- _Exercise description_
Copy all of the material word for word, except for the pictures.

- _Records for this exercise_
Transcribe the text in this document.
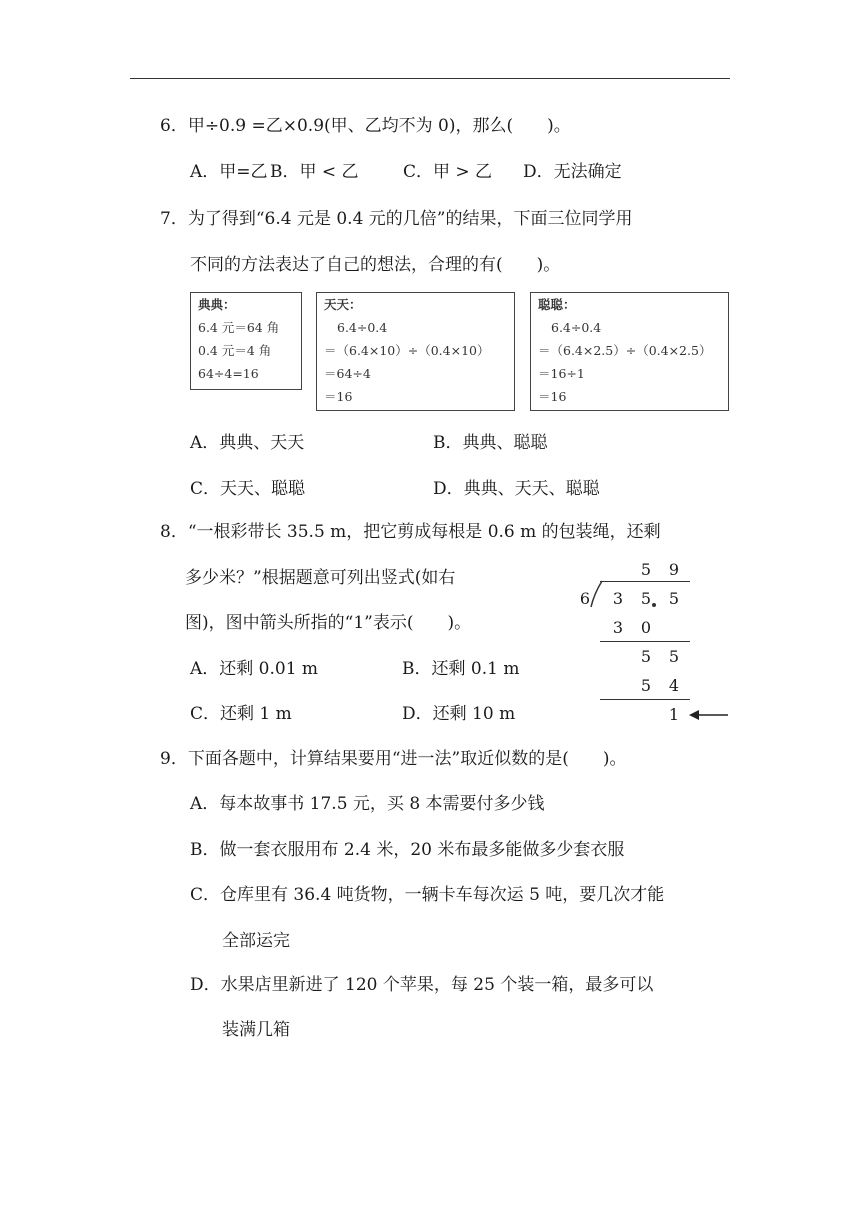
6．甲÷0.9 =乙×0.9(甲、乙均不为 0)，那么(　　)。
A．甲=乙 B．甲 < 乙	C．甲 > 乙 D．无法确定
7．为了得到“6.4 元是 0.4 元的几倍”的结果，下面三位同学用
不同的方法表达了自己的想法，合理的有(　　)。
典典：
6.4 元＝64 角
0.4 元＝4 角
64÷4=16
天天：
6.4÷0.4
＝（6.4×10）÷（0.4×10）
＝64÷4
＝16
聪聪：
6.4÷0.4
＝（6.4×2.5）÷（0.4×2.5）
＝16÷1
＝16
A．典典、天天	B．典典、聪聪
C．天天、聪聪	D．典典、天天、聪聪
8．“一根彩带长 35.5 m，把它剪成每根是 0.6 m 的包装绳，还剩
多少米？”根据题意可列出竖式(如右
图)，图中箭头所指的“1”表示(　　)。
A．还剩 0.01 m	B．还剩 0.1 m
C．还剩 1 m	D．还剩 10 m
5	9
6	3	5	5
3	0
5	5
5	4
1
9．下面各题中，计算结果要用“进一法”取近似数的是(　　)。
A．每本故事书 17.5 元，买 8 本需要付多少钱
B．做一套衣服用布 2.4 米，20 米布最多能做多少套衣服
C．仓库里有 36.4 吨货物，一辆卡车每次运 5 吨，要几次才能
全部运完
D．水果店里新进了 120 个苹果，每 25 个装一箱，最多可以
装满几箱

- _Solved problem_
Transcribe the text in this document.
6．甲÷0.9 =乙×0.9(甲、乙均不为 0)，那么(　　)。
A．甲=乙 B．甲 < 乙	C．甲 > 乙 D．无法确定
7．为了得到“6.4 元是 0.4 元的几倍”的结果，下面三位同学用
不同的方法表达了自己的想法，合理的有(　　)。
典典：
6.4 元＝64 角
0.4 元＝4 角
64÷4=16
天天：
6.4÷0.4
＝（6.4×10）÷（0.4×10）
＝64÷4
＝16
聪聪：
6.4÷0.4
＝（6.4×2.5）÷（0.4×2.5）
＝16÷1
＝16
A．典典、天天	B．典典、聪聪
C．天天、聪聪	D．典典、天天、聪聪
8．“一根彩带长 35.5 m，把它剪成每根是 0.6 m 的包装绳，还剩
多少米？”根据题意可列出竖式(如右
图)，图中箭头所指的“1”表示(　　)。
A．还剩 0.01 m	B．还剩 0.1 m
C．还剩 1 m	D．还剩 10 m
5	9
6	3	5	5
3	0
5	5
5	4
1
9．下面各题中，计算结果要用“进一法”取近似数的是(　　)。
A．每本故事书 17.5 元，买 8 本需要付多少钱
B．做一套衣服用布 2.4 米，20 米布最多能做多少套衣服
C．仓库里有 36.4 吨货物，一辆卡车每次运 5 吨，要几次才能
全部运完
D．水果店里新进了 120 个苹果，每 25 个装一箱，最多可以
装满几箱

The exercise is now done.